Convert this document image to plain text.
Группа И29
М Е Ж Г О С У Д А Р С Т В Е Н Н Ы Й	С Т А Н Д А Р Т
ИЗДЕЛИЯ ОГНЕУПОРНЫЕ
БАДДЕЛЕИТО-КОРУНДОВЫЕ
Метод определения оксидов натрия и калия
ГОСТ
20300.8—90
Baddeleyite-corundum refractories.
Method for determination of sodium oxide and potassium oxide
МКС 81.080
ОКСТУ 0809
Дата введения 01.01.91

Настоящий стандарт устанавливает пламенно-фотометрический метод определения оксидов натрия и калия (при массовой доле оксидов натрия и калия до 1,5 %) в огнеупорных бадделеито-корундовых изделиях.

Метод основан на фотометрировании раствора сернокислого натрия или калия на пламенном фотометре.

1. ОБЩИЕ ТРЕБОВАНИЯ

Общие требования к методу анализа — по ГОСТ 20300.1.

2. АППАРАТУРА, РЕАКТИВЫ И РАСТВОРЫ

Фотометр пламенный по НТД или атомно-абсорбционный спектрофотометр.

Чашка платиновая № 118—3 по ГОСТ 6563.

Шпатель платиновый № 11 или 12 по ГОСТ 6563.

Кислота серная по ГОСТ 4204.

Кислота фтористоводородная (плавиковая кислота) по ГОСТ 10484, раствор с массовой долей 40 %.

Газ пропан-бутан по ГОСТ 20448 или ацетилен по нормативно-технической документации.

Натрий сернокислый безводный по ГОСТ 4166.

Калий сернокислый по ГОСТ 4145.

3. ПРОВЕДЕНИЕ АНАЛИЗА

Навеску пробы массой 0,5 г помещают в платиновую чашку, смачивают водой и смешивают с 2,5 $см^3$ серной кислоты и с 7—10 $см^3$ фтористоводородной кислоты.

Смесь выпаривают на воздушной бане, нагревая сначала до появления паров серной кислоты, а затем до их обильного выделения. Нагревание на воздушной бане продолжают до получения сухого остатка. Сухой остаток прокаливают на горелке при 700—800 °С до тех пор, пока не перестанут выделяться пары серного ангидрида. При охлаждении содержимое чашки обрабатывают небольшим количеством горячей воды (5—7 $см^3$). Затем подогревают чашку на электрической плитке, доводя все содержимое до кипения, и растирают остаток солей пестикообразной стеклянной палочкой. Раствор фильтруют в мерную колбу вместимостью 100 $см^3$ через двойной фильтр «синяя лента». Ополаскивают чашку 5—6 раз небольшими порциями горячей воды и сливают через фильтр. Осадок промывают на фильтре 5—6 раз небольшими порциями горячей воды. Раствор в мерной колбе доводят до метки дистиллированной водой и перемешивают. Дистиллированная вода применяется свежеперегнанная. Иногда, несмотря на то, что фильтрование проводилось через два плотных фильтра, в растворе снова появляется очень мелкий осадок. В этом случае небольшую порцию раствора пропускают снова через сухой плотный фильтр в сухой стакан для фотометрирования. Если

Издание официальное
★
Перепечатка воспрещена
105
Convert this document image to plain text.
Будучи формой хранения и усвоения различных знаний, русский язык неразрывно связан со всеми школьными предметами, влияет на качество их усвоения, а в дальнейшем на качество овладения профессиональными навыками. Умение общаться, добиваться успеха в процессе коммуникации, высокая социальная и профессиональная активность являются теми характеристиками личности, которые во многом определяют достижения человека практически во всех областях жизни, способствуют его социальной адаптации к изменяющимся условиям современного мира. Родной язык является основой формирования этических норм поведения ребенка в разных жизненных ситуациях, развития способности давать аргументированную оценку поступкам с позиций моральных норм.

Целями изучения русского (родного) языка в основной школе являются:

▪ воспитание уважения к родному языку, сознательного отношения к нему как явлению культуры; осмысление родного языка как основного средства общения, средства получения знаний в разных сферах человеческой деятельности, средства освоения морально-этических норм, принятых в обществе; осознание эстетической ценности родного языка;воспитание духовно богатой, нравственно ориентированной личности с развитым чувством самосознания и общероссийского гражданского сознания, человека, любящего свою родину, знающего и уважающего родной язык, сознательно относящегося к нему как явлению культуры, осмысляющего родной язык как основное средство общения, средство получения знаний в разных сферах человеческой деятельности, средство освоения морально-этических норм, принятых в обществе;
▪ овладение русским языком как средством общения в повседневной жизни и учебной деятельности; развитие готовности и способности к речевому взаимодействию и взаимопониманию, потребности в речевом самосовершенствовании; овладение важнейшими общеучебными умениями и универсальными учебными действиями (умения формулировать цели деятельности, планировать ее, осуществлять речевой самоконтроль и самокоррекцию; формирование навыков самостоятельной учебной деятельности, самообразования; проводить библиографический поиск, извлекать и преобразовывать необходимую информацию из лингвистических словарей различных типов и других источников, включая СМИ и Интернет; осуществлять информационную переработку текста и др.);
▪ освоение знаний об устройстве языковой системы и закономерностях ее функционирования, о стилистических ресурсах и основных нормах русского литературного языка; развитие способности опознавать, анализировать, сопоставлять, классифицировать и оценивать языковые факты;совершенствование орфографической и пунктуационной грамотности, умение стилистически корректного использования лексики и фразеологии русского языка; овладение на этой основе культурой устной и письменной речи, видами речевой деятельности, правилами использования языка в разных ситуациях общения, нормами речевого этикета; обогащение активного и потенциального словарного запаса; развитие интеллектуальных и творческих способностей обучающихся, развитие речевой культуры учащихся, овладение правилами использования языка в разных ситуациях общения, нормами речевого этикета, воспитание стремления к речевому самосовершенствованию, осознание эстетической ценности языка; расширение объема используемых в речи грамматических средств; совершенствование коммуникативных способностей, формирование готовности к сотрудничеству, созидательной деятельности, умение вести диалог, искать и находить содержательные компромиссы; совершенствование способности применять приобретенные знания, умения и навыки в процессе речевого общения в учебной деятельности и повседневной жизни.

——

REQUIREMENTS:
Transcribe all entries exactly as they are given.

RESULT OF THE EXERCISE:
Convert this document image to plain text.
Группа И29
М Е Ж Г О С У Д А Р С Т В Е Н Н Ы Й	С Т А Н Д А Р Т
ИЗДЕЛИЯ ОГНЕУПОРНЫЕ
БАДДЕЛЕИТО-КОРУНДОВЫЕ
Метод определения оксидов натрия и калия
ГОСТ
20300.8—90
Baddeleyite-corundum refractories.
Method for determination of sodium oxide and potassium oxide
МКС 81.080
ОКСТУ 0809
Дата введения 01.01.91

Настоящий стандарт устанавливает пламенно-фотометрический метод определения оксидов натрия и калия (при массовой доле оксидов натрия и калия до 1,5 %) в огнеупорных бадделеито-корундовых изделиях.

Метод основан на фотометрировании раствора сернокислого натрия или калия на пламенном фотометре.

1. ОБЩИЕ ТРЕБОВАНИЯ

Общие требования к методу анализа — по ГОСТ 20300.1.

2. АППАРАТУРА, РЕАКТИВЫ И РАСТВОРЫ

Фотометр пламенный по НТД или атомно-абсорбционный спектрофотометр.

Чашка платиновая № 118—3 по ГОСТ 6563.

Шпатель платиновый № 11 или 12 по ГОСТ 6563.

Кислота серная по ГОСТ 4204.

Кислота фтористоводородная (плавиковая кислота) по ГОСТ 10484, раствор с массовой долей 40 %.

Газ пропан-бутан по ГОСТ 20448 или ацетилен по нормативно-технической документации.

Натрий сернокислый безводный по ГОСТ 4166.

Калий сернокислый по ГОСТ 4145.

3. ПРОВЕДЕНИЕ АНАЛИЗА

Навеску пробы массой 0,5 г помещают в платиновую чашку, смачивают водой и смешивают с 2,5 $см^3$ серной кислоты и с 7—10 $см^3$ фтористоводородной кислоты.

Смесь выпаривают на воздушной бане, нагревая сначала до появления паров серной кислоты, а затем до их обильного выделения. Нагревание на воздушной бане продолжают до получения сухого остатка. Сухой остаток прокаливают на горелке при 700—800 °С до тех пор, пока не перестанут выделяться пары серного ангидрида. При охлаждении содержимое чашки обрабатывают небольшим количеством горячей воды (5—7 $см^3$). Затем подогревают чашку на электрической плитке, доводя все содержимое до кипения, и растирают остаток солей пестикообразной стеклянной палочкой. Раствор фильтруют в мерную колбу вместимостью 100 $см^3$ через двойной фильтр «синяя лента». Ополаскивают чашку 5—6 раз небольшими порциями горячей воды и сливают через фильтр. Осадок промывают на фильтре 5—6 раз небольшими порциями горячей воды. Раствор в мерной колбе доводят до метки дистиллированной водой и перемешивают. Дистиллированная вода применяется свежеперегнанная. Иногда, несмотря на то, что фильтрование проводилось через два плотных фильтра, в растворе снова появляется очень мелкий осадок. В этом случае небольшую порцию раствора пропускают снова через сухой плотный фильтр в сухой стакан для фотометрирования. Если

Издание официальное
★
Перепечатка воспрещена
105
Convert this document image to plain text.
Будучи формой хранения и усвоения различных знаний, русский язык неразрывно связан со всеми школьными предметами, влияет на качество их усвоения, а в дальнейшем на качество овладения профессиональными навыками. Умение общаться, добиваться успеха в процессе коммуникации, высокая социальная и профессиональная активность являются теми характеристиками личности, которые во многом определяют достижения человека практически во всех областях жизни, способствуют его социальной адаптации к изменяющимся условиям современного мира. Родной язык является основой формирования этических норм поведения ребенка в разных жизненных ситуациях, развития способности давать аргументированную оценку поступкам с позиций моральных норм.

Целями изучения русского (родного) языка в основной школе являются:

▪ воспитание уважения к родному языку, сознательного отношения к нему как явлению культуры; осмысление родного языка как основного средства общения, средства получения знаний в разных сферах человеческой деятельности, средства освоения морально-этических норм, принятых в обществе; осознание эстетической ценности родного языка;воспитание духовно богатой, нравственно ориентированной личности с развитым чувством самосознания и общероссийского гражданского сознания, человека, любящего свою родину, знающего и уважающего родной язык, сознательно относящегося к нему как явлению культуры, осмысляющего родной язык как основное средство общения, средство получения знаний в разных сферах человеческой деятельности, средство освоения морально-этических норм, принятых в обществе;
▪ овладение русским языком как средством общения в повседневной жизни и учебной деятельности; развитие готовности и способности к речевому взаимодействию и взаимопониманию, потребности в речевом самосовершенствовании; овладение важнейшими общеучебными умениями и универсальными учебными действиями (умения формулировать цели деятельности, планировать ее, осуществлять речевой самоконтроль и самокоррекцию; формирование навыков самостоятельной учебной деятельности, самообразования; проводить библиографический поиск, извлекать и преобразовывать необходимую информацию из лингвистических словарей различных типов и других источников, включая СМИ и Интернет; осуществлять информационную переработку текста и др.);
▪ освоение знаний об устройстве языковой системы и закономерностях ее функционирования, о стилистических ресурсах и основных нормах русского литературного языка; развитие способности опознавать, анализировать, сопоставлять, классифицировать и оценивать языковые факты;совершенствование орфографической и пунктуационной грамотности, умение стилистически корректного использования лексики и фразеологии русского языка; овладение на этой основе культурой устной и письменной речи, видами речевой деятельности, правилами использования языка в разных ситуациях общения, нормами речевого этикета; обогащение активного и потенциального словарного запаса; развитие интеллектуальных и творческих способностей обучающихся, развитие речевой культуры учащихся, овладение правилами использования языка в разных ситуациях общения, нормами речевого этикета, воспитание стремления к речевому самосовершенствованию, осознание эстетической ценности языка; расширение объема используемых в речи грамматических средств; совершенствование коммуникативных способностей, формирование готовности к сотрудничеству, созидательной деятельности, умение вести диалог, искать и находить содержательные компромиссы; совершенствование способности применять приобретенные знания, умения и навыки в процессе речевого общения в учебной деятельности и повседневной жизни.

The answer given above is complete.